_EXERCISE INSTRUCTIONS_
Find the string "free" in the listing and report every line that has it.

_Items from a figure collection_
◆ ◆ ◆

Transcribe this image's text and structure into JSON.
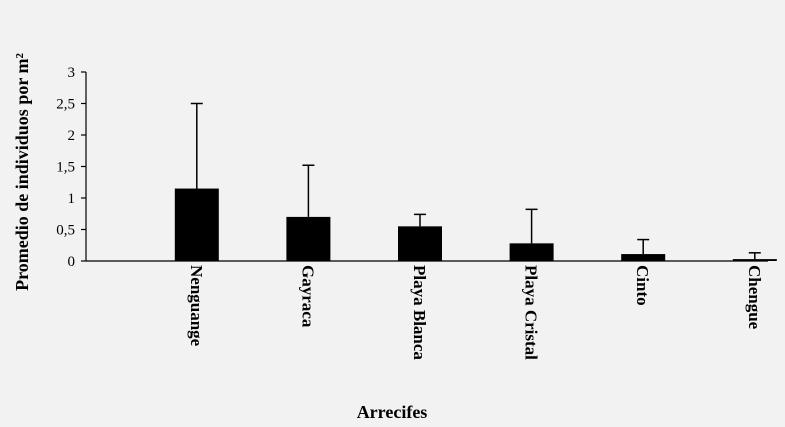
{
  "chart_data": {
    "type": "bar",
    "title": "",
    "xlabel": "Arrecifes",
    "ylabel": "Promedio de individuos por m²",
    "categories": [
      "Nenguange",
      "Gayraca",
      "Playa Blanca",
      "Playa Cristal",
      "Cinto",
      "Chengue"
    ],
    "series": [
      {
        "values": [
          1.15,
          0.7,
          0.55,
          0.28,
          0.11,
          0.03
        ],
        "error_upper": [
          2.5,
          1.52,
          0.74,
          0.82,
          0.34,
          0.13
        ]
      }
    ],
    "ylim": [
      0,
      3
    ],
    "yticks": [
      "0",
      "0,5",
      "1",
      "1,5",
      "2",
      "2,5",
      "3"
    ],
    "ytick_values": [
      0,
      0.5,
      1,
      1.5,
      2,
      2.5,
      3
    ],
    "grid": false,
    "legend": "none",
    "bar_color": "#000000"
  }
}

◆ ◆ ◆

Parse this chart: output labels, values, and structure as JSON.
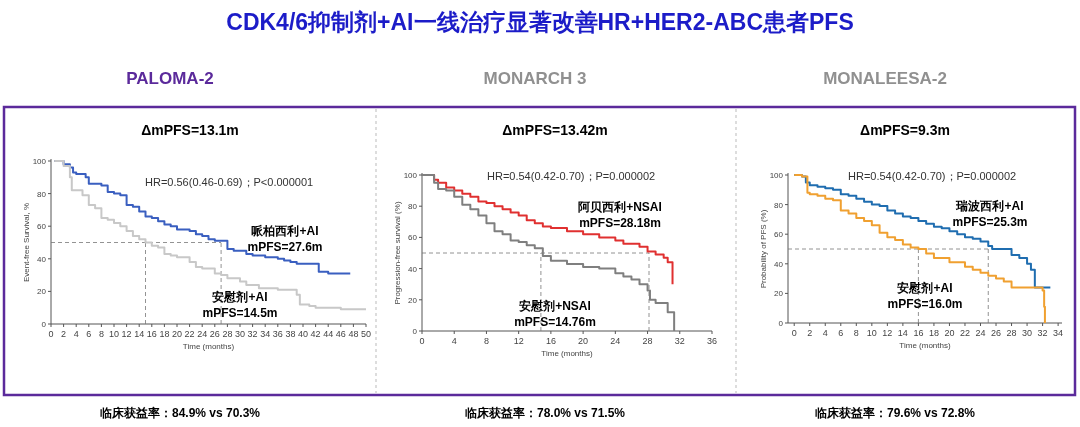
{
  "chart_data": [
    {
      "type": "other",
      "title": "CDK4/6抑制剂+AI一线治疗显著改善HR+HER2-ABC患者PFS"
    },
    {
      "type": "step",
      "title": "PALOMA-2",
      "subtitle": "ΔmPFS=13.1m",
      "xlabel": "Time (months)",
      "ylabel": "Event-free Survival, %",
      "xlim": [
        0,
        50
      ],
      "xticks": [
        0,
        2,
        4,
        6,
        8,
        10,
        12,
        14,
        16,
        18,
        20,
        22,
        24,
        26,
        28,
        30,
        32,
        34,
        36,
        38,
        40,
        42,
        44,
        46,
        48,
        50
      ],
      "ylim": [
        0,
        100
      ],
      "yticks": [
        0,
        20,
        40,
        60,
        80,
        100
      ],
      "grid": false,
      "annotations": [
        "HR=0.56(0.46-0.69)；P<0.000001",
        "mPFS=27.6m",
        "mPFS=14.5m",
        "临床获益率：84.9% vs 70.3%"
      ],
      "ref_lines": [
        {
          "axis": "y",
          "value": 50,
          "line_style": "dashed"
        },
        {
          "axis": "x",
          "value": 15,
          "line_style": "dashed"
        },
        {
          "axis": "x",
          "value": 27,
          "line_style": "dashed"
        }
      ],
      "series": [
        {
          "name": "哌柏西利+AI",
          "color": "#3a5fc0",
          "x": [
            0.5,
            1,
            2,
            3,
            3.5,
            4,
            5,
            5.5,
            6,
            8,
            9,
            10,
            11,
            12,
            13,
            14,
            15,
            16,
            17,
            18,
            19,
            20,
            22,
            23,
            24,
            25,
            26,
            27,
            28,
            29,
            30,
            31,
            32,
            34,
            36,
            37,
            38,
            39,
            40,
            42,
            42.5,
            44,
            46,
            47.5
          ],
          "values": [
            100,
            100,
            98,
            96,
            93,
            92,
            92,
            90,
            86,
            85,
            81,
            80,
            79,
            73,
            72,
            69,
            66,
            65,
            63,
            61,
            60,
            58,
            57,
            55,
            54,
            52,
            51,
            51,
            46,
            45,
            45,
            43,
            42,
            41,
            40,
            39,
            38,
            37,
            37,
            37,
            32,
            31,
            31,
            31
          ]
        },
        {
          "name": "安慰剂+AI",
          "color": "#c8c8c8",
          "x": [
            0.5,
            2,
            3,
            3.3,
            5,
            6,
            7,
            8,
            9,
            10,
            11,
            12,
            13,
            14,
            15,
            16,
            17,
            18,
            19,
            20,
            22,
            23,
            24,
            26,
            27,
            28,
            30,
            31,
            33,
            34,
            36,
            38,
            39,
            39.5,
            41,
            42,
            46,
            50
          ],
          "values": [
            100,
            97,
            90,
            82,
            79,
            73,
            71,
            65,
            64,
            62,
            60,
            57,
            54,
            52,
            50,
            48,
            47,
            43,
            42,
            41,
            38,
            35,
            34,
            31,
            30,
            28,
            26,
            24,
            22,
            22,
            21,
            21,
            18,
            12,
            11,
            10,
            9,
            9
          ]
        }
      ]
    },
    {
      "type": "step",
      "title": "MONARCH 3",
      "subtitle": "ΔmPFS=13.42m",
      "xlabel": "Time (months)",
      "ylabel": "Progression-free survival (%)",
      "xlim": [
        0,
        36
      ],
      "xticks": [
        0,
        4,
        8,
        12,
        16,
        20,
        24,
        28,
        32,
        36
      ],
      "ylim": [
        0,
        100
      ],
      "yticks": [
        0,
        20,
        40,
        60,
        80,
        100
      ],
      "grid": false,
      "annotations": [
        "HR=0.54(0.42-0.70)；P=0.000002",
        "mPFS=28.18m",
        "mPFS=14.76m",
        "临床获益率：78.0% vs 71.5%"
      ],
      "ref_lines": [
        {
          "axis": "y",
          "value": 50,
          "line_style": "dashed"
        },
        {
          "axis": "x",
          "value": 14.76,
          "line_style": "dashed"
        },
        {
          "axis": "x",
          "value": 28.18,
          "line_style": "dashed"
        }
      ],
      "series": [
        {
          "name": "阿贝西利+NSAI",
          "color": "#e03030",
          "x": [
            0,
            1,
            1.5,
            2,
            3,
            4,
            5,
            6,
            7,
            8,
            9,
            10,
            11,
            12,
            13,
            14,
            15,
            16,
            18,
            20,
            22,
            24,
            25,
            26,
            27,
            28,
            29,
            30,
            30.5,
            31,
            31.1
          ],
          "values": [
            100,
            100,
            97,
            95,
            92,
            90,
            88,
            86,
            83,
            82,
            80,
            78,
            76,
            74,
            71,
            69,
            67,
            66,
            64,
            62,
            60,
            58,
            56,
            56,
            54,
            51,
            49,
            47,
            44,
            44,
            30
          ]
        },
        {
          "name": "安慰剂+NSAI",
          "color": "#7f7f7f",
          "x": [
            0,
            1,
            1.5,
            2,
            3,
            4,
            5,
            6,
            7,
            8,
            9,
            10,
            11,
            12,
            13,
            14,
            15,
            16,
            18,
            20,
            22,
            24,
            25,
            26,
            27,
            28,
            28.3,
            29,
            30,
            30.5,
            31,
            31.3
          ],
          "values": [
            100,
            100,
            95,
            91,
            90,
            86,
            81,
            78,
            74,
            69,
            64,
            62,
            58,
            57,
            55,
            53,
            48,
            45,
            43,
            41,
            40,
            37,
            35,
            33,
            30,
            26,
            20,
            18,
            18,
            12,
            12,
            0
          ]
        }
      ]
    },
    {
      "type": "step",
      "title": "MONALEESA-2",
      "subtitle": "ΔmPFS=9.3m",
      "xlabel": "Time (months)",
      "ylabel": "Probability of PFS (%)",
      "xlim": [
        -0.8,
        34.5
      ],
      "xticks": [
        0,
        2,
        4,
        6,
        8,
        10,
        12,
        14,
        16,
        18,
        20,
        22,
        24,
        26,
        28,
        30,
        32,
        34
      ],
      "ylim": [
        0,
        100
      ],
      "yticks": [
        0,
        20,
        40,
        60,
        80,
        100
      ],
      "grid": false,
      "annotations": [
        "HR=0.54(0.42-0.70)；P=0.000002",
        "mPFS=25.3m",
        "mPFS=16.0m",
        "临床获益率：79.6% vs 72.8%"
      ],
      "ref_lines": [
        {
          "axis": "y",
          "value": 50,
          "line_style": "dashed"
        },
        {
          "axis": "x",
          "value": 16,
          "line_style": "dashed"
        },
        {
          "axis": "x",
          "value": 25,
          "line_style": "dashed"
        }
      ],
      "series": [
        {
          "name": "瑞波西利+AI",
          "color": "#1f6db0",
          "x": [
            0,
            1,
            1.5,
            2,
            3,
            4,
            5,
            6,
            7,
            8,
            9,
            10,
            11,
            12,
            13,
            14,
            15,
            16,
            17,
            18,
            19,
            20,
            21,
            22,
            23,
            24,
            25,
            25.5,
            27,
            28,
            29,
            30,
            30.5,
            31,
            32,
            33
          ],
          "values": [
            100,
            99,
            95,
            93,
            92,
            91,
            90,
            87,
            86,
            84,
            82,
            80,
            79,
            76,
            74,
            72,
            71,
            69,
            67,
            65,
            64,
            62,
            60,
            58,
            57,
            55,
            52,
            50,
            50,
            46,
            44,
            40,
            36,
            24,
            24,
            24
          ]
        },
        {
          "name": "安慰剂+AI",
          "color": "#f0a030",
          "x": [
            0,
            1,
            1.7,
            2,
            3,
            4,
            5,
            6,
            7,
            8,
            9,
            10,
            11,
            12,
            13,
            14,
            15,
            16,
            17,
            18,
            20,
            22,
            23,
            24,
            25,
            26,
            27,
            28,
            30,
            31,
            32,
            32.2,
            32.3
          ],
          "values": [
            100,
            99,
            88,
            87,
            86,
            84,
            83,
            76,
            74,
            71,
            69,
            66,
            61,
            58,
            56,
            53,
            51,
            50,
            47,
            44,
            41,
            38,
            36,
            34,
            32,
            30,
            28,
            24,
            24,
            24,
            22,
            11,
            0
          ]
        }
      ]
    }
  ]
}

◆ ◆ ◆

_ANSWER TO THIS TASK_
      "ylabel": "Event-free Survival, %",
      "ylabel": "Progression-free survival (%)",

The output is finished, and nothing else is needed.